*What is required*
Each record needs to be echoed exactly; can you do that?

(Records from a dataset)
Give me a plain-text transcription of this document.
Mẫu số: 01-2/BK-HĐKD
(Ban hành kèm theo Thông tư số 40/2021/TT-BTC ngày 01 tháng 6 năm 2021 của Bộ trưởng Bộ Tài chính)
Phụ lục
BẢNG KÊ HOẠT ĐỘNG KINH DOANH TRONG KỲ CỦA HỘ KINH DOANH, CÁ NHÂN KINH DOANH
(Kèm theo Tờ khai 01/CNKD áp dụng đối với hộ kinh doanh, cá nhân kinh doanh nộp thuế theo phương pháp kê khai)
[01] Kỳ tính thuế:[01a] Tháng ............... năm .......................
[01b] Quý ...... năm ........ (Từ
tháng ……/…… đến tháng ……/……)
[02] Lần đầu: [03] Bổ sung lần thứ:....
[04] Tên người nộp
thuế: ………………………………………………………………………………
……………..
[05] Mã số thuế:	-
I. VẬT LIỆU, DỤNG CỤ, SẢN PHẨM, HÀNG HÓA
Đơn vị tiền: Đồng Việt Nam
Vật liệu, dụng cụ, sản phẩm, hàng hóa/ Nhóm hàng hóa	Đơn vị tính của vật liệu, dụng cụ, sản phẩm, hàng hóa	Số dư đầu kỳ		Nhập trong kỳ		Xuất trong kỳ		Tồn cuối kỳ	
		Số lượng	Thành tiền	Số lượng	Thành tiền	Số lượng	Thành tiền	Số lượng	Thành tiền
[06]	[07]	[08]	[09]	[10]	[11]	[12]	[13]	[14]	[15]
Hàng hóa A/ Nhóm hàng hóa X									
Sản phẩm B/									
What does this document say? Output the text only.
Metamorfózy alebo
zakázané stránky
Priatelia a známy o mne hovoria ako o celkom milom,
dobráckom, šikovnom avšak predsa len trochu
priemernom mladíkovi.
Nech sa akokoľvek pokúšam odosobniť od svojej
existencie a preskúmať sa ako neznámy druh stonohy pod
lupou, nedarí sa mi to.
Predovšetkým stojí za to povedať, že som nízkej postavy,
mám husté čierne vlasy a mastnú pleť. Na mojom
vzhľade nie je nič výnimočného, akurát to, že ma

*Result of the task*
Give me a plain-text transcription of this document.
Mẫu số: 01-2/BK-HĐKD
(Ban hành kèm theo Thông tư số 40/2021/TT-BTC ngày 01 tháng 6 năm 2021 của Bộ trưởng Bộ Tài chính)
Phụ lục
BẢNG KÊ HOẠT ĐỘNG KINH DOANH TRONG KỲ CỦA HỘ KINH DOANH, CÁ NHÂN KINH DOANH
(Kèm theo Tờ khai 01/CNKD áp dụng đối với hộ kinh doanh, cá nhân kinh doanh nộp thuế theo phương pháp kê khai)
[01] Kỳ tính thuế:[01a] Tháng ............... năm .......................
[01b] Quý ...... năm ........ (Từ
tháng ……/…… đến tháng ……/……)
[02] Lần đầu: [03] Bổ sung lần thứ:....
[04] Tên người nộp
thuế: ………………………………………………………………………………
……………..
[05] Mã số thuế:	-
I. VẬT LIỆU, DỤNG CỤ, SẢN PHẨM, HÀNG HÓA
Đơn vị tiền: Đồng Việt Nam
Vật liệu, dụng cụ, sản phẩm, hàng hóa/ Nhóm hàng hóa	Đơn vị tính của vật liệu, dụng cụ, sản phẩm, hàng hóa	Số dư đầu kỳ		Nhập trong kỳ		Xuất trong kỳ		Tồn cuối kỳ	
		Số lượng	Thành tiền	Số lượng	Thành tiền	Số lượng	Thành tiền	Số lượng	Thành tiền
[06]	[07]	[08]	[09]	[10]	[11]	[12]	[13]	[14]	[15]
Hàng hóa A/ Nhóm hàng hóa X									
Sản phẩm B/									
What does this document say? Output the text only.
Metamorfózy alebo
zakázané stránky
Priatelia a známy o mne hovoria ako o celkom milom,
dobráckom, šikovnom avšak predsa len trochu
priemernom mladíkovi.
Nech sa akokoľvek pokúšam odosobniť od svojej
existencie a preskúmať sa ako neznámy druh stonohy pod
lupou, nedarí sa mi to.
Predovšetkým stojí za to povedať, že som nízkej postavy,
mám husté čierne vlasy a mastnú pleť. Na mojom
vzhľade nie je nič výnimočného, akurát to, že ma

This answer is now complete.